Pick out every line of the records that contains the string "气色红润", treating case as significant, and copy each of those lines.

____ Extracted material

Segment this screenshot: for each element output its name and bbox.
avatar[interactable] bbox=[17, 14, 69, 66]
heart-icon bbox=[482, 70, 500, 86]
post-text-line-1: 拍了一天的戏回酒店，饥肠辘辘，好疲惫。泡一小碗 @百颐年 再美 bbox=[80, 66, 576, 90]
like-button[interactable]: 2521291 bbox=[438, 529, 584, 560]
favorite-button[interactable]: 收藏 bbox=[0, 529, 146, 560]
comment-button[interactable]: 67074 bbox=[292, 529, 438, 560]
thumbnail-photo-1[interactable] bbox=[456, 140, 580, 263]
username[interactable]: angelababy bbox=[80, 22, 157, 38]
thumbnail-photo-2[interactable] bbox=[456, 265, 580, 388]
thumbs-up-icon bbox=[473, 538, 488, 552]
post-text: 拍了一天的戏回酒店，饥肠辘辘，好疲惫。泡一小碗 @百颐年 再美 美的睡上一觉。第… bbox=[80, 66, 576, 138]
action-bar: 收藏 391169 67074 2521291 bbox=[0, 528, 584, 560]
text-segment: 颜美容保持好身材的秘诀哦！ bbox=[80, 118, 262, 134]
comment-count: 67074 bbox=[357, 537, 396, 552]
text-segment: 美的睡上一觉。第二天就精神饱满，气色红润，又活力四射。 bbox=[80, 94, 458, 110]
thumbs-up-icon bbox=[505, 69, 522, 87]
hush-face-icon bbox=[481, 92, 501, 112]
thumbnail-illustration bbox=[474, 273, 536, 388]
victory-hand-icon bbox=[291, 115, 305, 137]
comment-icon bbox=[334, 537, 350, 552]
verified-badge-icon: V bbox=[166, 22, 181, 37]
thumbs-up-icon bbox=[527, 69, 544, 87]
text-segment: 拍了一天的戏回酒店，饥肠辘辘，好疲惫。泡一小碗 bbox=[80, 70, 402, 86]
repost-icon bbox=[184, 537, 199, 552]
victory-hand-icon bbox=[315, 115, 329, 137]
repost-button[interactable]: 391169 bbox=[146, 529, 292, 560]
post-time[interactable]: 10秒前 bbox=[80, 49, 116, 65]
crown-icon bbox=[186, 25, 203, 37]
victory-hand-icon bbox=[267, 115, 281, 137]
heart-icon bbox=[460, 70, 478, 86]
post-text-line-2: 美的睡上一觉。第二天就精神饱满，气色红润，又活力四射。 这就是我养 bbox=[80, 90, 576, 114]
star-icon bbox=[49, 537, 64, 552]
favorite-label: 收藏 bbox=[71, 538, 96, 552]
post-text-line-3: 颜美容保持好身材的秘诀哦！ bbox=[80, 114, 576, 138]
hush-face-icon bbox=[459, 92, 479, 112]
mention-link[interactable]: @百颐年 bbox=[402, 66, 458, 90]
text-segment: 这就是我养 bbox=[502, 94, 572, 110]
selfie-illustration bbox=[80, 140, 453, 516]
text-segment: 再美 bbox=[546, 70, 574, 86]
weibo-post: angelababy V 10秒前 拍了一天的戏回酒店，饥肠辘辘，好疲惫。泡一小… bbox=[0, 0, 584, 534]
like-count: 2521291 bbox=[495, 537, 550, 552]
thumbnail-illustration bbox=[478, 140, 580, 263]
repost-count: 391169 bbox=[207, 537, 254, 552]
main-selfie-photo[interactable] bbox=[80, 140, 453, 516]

________

Correct result:
text-segment: 美的睡上一觉。第二天就精神饱满，气色红润，又活力四射。 bbox=[80, 94, 458, 110]
post-text-line-2: 美的睡上一觉。第二天就精神饱满，气色红润，又活力四射。 这就是我养 bbox=[80, 90, 576, 114]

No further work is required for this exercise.